Excerpt from a dataset:
--- START ---

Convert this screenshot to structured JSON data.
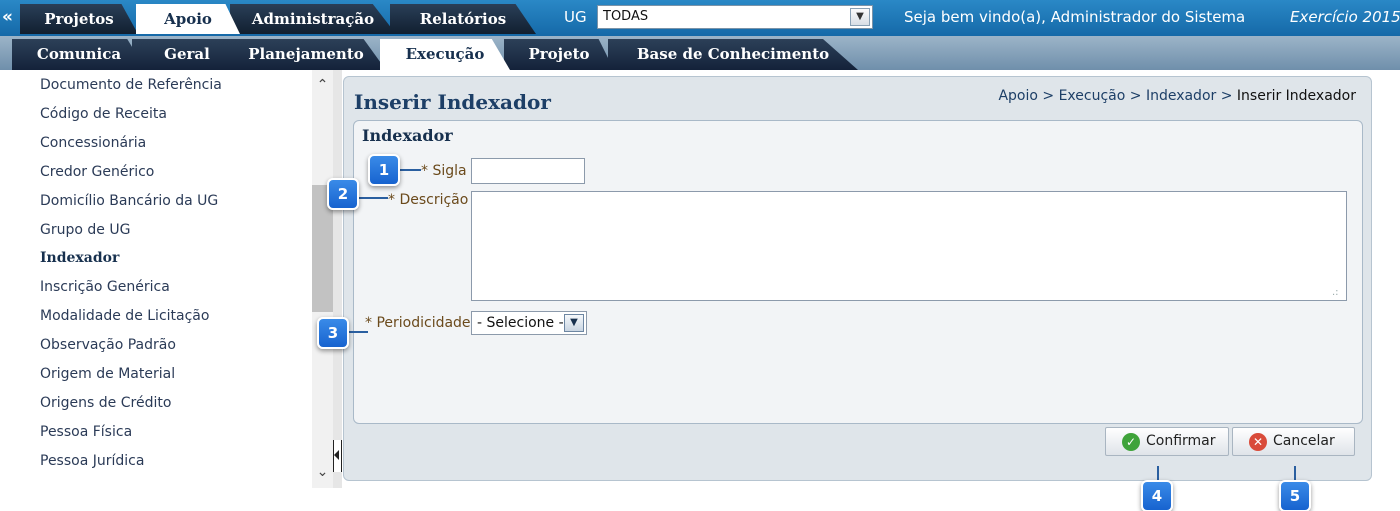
{
  "topbar": {
    "collapse_icon": "«",
    "tabs": [
      {
        "label": "Projetos",
        "active": false
      },
      {
        "label": "Apoio",
        "active": true
      },
      {
        "label": "Administração",
        "active": false
      },
      {
        "label": "Relatórios",
        "active": false
      }
    ],
    "ug_label": "UG",
    "ug_value": "TODAS",
    "welcome": "Seja bem vindo(a), Administrador do Sistema",
    "exercicio": "Exercício 2015"
  },
  "subtabs": [
    {
      "label": "Comunica",
      "active": false
    },
    {
      "label": "Geral",
      "active": false
    },
    {
      "label": "Planejamento",
      "active": false
    },
    {
      "label": "Execução",
      "active": true
    },
    {
      "label": "Projeto",
      "active": false
    },
    {
      "label": "Base de Conhecimento",
      "active": false
    }
  ],
  "sidebar": {
    "items": [
      {
        "label": "Documento de Referência",
        "active": false
      },
      {
        "label": "Código de Receita",
        "active": false
      },
      {
        "label": "Concessionária",
        "active": false
      },
      {
        "label": "Credor Genérico",
        "active": false
      },
      {
        "label": "Domicílio Bancário da UG",
        "active": false
      },
      {
        "label": "Grupo de UG",
        "active": false
      },
      {
        "label": "Indexador",
        "active": true
      },
      {
        "label": "Inscrição Genérica",
        "active": false
      },
      {
        "label": "Modalidade de Licitação",
        "active": false
      },
      {
        "label": "Observação Padrão",
        "active": false
      },
      {
        "label": "Origem de Material",
        "active": false
      },
      {
        "label": "Origens de Crédito",
        "active": false
      },
      {
        "label": "Pessoa Física",
        "active": false
      },
      {
        "label": "Pessoa Jurídica",
        "active": false
      }
    ]
  },
  "page": {
    "title": "Inserir Indexador",
    "breadcrumb": {
      "path": "Apoio > Execução > Indexador > ",
      "current": "Inserir Indexador"
    }
  },
  "form": {
    "panel_title": "Indexador",
    "sigla_label": "* Sigla",
    "sigla_value": "",
    "descricao_label": "* Descrição",
    "descricao_value": "",
    "periodicidade_label": "* Periodicidade",
    "periodicidade_value": "- Selecione -"
  },
  "buttons": {
    "confirm_label": "Confirmar",
    "cancel_label": "Cancelar"
  },
  "callouts": [
    "1",
    "2",
    "3",
    "4",
    "5"
  ],
  "colors": {
    "topbar_blue": "#1f7bbb",
    "tab_dark": "#1a2a40",
    "confirm_green": "#3fa33a",
    "cancel_red": "#d94b3a",
    "callout_blue": "#1f73dc"
  },
  "icons": {
    "confirm": "check-icon",
    "cancel": "close-icon",
    "dropdown": "chevron-down-icon"
  }
}
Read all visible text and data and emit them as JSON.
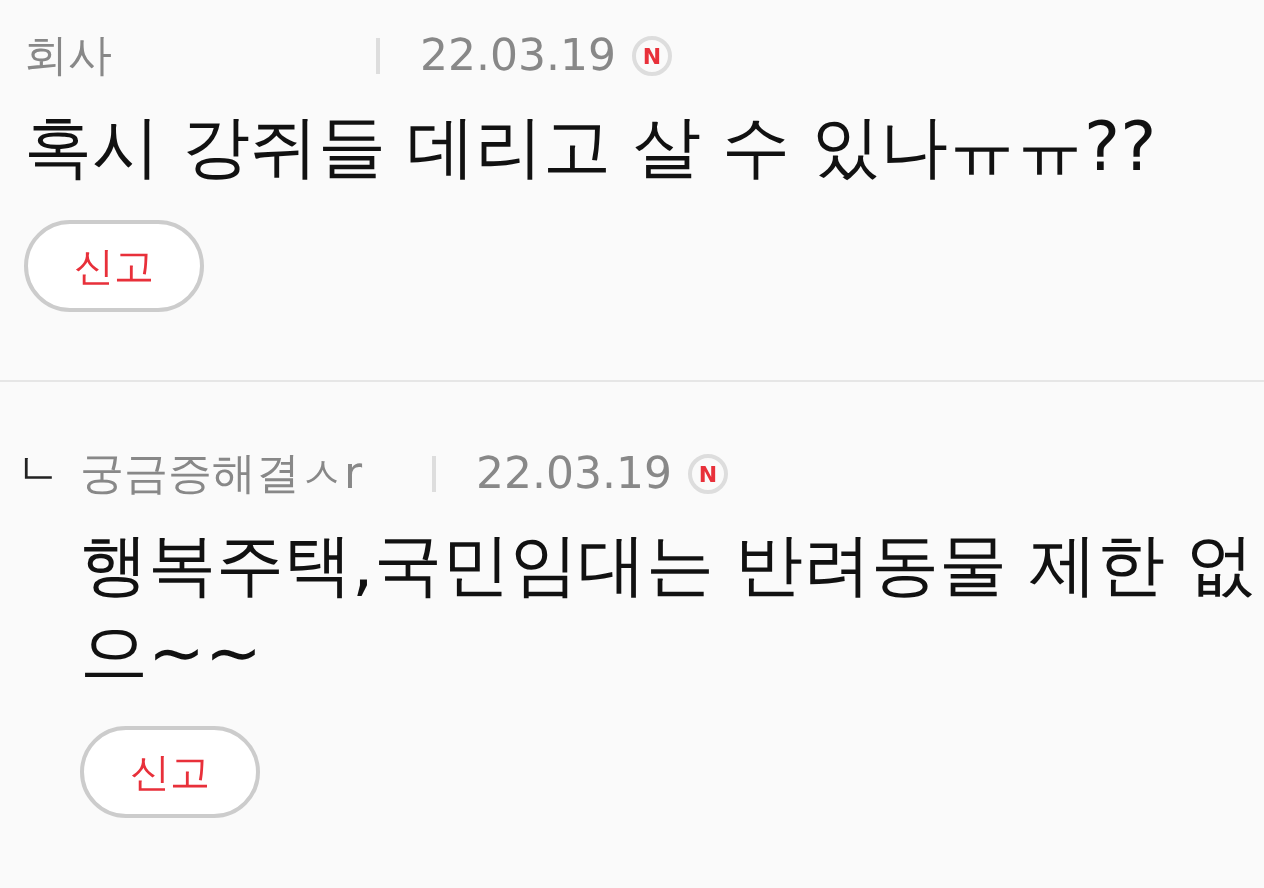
{
  "comments": [
    {
      "author": "회사",
      "date": "22.03.19",
      "badge": "N",
      "text": "혹시 강쥐들 데리고 살 수 있나ㅠㅠ??",
      "report_button": "신고",
      "children": [
        {
          "marker": "ㄴ",
          "author": "궁금증해결ㅅr",
          "date": "22.03.19",
          "badge": "N",
          "text": "행복주택,국민임대는 반려동물 제한 없으~~",
          "report_button": "신고"
        }
      ]
    }
  ]
}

--- END ---

▶ _Exercise requirements_
Omit each picture, then return all of the listing exactly as it stands.

▶ _Expected output_
Convert this screenshot to structured JSON data.
{
  "topbar": {
    "collapse_icon": "«",
    "tabs": [
      {
        "label": "Projetos",
        "active": false
      },
      {
        "label": "Apoio",
        "active": true
      },
      {
        "label": "Administração",
        "active": false
      },
      {
        "label": "Relatórios",
        "active": false
      }
    ],
    "ug_label": "UG",
    "ug_value": "TODAS",
    "welcome": "Seja bem vindo(a), Administrador do Sistema",
    "exercicio": "Exercício 2015"
  },
  "subtabs": [
    {
      "label": "Comunica",
      "active": false
    },
    {
      "label": "Geral",
      "active": false
    },
    {
      "label": "Planejamento",
      "active": false
    },
    {
      "label": "Execução",
      "active": true
    },
    {
      "label": "Projeto",
      "active": false
    },
    {
      "label": "Base de Conhecimento",
      "active": false
    }
  ],
  "sidebar": {
    "items": [
      {
        "label": "Documento de Referência",
        "active": false
      },
      {
        "label": "Código de Receita",
        "active": false
      },
      {
        "label": "Concessionária",
        "active": false
      },
      {
        "label": "Credor Genérico",
        "active": false
      },
      {
        "label": "Domicílio Bancário da UG",
        "active": false
      },
      {
        "label": "Grupo de UG",
        "active": false
      },
      {
        "label": "Indexador",
        "active": true
      },
      {
        "label": "Inscrição Genérica",
        "active": false
      },
      {
        "label": "Modalidade de Licitação",
        "active": false
      },
      {
        "label": "Observação Padrão",
        "active": false
      },
      {
        "label": "Origem de Material",
        "active": false
      },
      {
        "label": "Origens de Crédito",
        "active": false
      },
      {
        "label": "Pessoa Física",
        "active": false
      },
      {
        "label": "Pessoa Jurídica",
        "active": false
      }
    ]
  },
  "page": {
    "title": "Inserir Indexador",
    "breadcrumb": {
      "path": "Apoio > Execução > Indexador > ",
      "current": "Inserir Indexador"
    }
  },
  "form": {
    "panel_title": "Indexador",
    "sigla_label": "* Sigla",
    "sigla_value": "",
    "descricao_label": "* Descrição",
    "descricao_value": "",
    "periodicidade_label": "* Periodicidade",
    "periodicidade_value": "- Selecione -"
  },
  "buttons": {
    "confirm_label": "Confirmar",
    "cancel_label": "Cancelar"
  },
  "callouts": [
    "1",
    "2",
    "3",
    "4",
    "5"
  ],
  "colors": {
    "topbar_blue": "#1f7bbb",
    "tab_dark": "#1a2a40",
    "confirm_green": "#3fa33a",
    "cancel_red": "#d94b3a",
    "callout_blue": "#1f73dc"
  },
  "icons": {
    "confirm": "check-icon",
    "cancel": "close-icon",
    "dropdown": "chevron-down-icon"
  }
}
Read all visible text and data and emit them as JSON.
{
  "comments": [
    {
      "author": "회사",
      "date": "22.03.19",
      "badge": "N",
      "text": "혹시 강쥐들 데리고 살 수 있나ㅠㅠ??",
      "report_button": "신고",
      "children": [
        {
          "marker": "ㄴ",
          "author": "궁금증해결ㅅr",
          "date": "22.03.19",
          "badge": "N",
          "text": "행복주택,국민임대는 반려동물 제한 없으~~",
          "report_button": "신고"
        }
      ]
    }
  ]
}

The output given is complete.